Count every line of the material that holds the string "Amazon". Respond with the total only.

## BEGIN SUPPLIED DATA

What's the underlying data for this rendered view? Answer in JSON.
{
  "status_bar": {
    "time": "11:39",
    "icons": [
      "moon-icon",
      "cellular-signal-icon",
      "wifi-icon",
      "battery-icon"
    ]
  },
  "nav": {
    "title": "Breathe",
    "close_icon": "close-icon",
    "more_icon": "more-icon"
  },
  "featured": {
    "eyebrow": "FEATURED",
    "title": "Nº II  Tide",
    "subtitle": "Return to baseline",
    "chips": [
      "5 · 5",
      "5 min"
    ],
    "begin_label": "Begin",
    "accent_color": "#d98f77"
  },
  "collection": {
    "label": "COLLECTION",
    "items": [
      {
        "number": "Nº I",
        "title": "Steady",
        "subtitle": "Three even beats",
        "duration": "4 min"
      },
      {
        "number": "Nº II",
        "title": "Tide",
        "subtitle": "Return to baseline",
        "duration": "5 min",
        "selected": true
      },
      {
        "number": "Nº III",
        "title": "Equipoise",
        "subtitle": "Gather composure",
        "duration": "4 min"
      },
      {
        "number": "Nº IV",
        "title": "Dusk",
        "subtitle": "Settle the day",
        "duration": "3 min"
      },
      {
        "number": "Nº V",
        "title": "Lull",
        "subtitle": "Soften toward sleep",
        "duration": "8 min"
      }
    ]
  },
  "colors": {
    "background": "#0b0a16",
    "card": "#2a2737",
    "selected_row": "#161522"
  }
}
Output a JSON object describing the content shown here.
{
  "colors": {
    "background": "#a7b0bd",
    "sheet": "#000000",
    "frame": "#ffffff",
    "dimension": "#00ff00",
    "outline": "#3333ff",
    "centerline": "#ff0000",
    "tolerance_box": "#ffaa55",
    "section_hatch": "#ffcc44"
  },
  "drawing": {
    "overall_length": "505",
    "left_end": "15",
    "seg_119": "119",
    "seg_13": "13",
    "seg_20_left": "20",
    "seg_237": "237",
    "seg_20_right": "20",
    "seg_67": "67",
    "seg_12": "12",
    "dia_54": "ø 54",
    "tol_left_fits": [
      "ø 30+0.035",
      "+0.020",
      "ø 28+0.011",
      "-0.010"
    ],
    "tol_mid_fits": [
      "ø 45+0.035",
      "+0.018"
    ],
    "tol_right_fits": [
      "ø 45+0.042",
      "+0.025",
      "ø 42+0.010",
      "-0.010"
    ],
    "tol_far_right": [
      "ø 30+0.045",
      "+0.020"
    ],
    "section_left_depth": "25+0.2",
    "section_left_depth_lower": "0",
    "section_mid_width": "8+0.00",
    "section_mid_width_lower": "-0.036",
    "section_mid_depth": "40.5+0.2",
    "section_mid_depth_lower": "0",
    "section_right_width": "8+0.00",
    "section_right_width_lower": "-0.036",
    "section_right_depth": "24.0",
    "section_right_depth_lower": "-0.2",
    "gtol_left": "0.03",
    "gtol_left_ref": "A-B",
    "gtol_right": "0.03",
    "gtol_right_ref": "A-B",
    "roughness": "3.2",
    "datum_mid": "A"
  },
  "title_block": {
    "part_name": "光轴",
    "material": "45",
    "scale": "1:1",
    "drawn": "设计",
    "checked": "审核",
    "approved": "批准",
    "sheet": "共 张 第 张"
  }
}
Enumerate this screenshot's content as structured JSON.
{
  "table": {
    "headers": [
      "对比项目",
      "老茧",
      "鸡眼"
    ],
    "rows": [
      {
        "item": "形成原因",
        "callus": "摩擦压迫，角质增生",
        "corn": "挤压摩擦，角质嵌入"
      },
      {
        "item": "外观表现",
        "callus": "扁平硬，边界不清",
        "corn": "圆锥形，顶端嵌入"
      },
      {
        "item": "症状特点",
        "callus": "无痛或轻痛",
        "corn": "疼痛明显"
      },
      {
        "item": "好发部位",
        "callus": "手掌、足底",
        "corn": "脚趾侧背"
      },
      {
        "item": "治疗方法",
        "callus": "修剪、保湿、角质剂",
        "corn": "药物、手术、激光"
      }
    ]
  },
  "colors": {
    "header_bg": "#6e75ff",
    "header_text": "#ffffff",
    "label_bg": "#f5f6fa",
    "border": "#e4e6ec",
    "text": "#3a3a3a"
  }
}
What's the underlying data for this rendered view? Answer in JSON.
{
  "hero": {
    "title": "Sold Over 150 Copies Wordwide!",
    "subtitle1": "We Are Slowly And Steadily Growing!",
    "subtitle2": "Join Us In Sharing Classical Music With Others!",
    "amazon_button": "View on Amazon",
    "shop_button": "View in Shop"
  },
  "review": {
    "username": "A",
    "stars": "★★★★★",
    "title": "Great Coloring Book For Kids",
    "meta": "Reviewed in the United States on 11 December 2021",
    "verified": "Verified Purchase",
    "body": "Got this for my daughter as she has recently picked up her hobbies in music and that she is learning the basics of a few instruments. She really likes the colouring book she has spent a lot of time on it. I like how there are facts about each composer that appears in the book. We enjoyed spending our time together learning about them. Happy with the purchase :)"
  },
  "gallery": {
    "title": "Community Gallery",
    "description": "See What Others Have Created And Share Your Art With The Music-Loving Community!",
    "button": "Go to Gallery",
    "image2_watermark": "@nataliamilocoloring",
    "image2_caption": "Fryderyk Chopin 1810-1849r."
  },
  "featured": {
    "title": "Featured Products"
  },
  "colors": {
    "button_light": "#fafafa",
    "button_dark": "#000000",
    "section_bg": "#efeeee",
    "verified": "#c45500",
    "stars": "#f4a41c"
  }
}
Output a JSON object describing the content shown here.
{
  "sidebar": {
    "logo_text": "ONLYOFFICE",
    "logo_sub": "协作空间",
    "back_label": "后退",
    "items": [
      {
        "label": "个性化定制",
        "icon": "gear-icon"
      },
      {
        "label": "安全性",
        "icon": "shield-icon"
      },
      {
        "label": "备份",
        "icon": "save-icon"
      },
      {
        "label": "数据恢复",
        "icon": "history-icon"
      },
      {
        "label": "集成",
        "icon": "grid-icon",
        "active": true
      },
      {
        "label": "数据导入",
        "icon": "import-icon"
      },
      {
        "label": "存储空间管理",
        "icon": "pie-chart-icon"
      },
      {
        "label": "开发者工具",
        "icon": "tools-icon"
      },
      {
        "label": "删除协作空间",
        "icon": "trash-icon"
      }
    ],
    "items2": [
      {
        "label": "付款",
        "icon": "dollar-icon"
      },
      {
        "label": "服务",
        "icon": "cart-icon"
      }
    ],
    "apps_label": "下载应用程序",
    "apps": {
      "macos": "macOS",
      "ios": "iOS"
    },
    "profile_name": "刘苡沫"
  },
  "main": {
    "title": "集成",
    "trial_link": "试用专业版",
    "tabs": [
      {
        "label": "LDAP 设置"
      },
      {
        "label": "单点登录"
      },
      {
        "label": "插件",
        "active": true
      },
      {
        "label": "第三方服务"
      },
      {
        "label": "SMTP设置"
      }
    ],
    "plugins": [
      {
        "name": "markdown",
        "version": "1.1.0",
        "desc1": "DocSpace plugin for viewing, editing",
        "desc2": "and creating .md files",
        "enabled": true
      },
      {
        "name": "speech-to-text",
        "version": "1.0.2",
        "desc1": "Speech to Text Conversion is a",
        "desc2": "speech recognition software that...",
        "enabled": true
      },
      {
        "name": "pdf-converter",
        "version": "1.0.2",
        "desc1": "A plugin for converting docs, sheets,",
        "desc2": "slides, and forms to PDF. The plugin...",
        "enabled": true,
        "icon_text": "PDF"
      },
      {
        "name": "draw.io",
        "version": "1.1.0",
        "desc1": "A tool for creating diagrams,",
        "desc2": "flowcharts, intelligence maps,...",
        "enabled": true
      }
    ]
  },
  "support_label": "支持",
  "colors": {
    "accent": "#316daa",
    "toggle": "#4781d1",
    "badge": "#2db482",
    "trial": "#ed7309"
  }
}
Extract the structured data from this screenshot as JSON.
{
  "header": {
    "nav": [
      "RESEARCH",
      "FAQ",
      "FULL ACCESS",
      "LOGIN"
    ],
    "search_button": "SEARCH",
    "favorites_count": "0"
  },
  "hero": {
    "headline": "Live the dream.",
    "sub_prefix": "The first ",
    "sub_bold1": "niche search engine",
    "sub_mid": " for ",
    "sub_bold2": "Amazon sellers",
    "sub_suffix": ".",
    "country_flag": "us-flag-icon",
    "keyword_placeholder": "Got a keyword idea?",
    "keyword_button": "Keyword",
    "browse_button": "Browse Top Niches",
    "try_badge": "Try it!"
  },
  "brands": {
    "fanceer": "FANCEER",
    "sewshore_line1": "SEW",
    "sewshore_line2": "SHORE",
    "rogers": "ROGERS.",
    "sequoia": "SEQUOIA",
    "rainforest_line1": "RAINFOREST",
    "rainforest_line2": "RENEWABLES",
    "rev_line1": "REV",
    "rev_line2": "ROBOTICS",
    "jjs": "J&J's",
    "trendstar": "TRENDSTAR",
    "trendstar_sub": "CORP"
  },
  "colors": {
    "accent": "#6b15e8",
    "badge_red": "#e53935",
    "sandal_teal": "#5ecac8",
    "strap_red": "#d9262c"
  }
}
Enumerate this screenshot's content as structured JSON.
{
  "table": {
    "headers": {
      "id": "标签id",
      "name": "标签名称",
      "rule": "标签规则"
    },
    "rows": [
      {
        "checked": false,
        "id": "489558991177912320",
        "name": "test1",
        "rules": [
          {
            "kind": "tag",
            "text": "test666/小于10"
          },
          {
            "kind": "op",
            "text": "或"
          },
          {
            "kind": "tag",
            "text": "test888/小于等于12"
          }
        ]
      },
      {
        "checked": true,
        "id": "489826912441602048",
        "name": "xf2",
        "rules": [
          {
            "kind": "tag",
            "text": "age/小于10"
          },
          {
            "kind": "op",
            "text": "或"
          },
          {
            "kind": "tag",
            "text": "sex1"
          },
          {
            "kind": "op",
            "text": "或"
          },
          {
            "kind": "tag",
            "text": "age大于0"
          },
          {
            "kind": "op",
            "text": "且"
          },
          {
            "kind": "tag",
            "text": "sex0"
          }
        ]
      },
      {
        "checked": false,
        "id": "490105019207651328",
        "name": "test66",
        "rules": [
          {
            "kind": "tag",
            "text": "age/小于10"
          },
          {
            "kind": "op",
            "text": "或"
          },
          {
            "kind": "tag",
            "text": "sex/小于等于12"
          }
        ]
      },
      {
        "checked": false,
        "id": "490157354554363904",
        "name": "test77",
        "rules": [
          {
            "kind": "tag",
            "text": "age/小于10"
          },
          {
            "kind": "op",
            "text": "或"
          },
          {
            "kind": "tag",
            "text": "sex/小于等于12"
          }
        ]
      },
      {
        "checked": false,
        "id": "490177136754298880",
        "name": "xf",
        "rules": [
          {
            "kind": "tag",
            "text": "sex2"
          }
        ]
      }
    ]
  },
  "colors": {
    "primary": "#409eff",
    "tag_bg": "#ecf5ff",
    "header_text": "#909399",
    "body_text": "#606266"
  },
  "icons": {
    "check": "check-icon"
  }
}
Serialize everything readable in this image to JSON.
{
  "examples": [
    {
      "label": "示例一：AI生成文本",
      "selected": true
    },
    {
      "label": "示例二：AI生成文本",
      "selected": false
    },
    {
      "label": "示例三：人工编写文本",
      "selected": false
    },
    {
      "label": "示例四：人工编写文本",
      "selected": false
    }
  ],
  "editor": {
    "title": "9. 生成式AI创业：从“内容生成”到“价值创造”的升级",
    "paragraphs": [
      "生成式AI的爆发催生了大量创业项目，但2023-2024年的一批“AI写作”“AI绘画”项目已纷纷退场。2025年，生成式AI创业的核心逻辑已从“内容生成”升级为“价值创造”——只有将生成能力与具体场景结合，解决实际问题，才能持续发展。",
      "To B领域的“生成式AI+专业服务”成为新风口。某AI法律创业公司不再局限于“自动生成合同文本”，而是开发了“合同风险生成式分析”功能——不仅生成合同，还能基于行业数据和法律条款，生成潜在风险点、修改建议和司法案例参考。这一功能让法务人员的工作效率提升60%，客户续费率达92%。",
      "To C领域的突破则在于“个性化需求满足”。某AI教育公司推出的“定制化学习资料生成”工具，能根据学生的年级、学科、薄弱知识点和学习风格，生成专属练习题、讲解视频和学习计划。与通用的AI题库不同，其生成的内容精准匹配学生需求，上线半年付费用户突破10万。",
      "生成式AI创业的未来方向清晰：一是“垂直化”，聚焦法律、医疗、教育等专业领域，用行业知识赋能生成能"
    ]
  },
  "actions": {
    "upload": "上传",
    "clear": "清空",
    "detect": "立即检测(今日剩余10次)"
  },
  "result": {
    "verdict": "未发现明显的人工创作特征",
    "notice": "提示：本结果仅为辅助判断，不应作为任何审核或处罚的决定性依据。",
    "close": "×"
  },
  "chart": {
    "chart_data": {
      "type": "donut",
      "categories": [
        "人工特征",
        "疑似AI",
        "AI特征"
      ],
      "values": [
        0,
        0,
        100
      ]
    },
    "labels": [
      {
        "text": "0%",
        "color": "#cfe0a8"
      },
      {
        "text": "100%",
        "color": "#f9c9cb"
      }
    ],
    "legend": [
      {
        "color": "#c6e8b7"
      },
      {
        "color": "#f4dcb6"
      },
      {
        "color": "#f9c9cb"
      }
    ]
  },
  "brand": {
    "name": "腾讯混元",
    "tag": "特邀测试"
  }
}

## END SUPPLIED DATA

* _REPLY_
2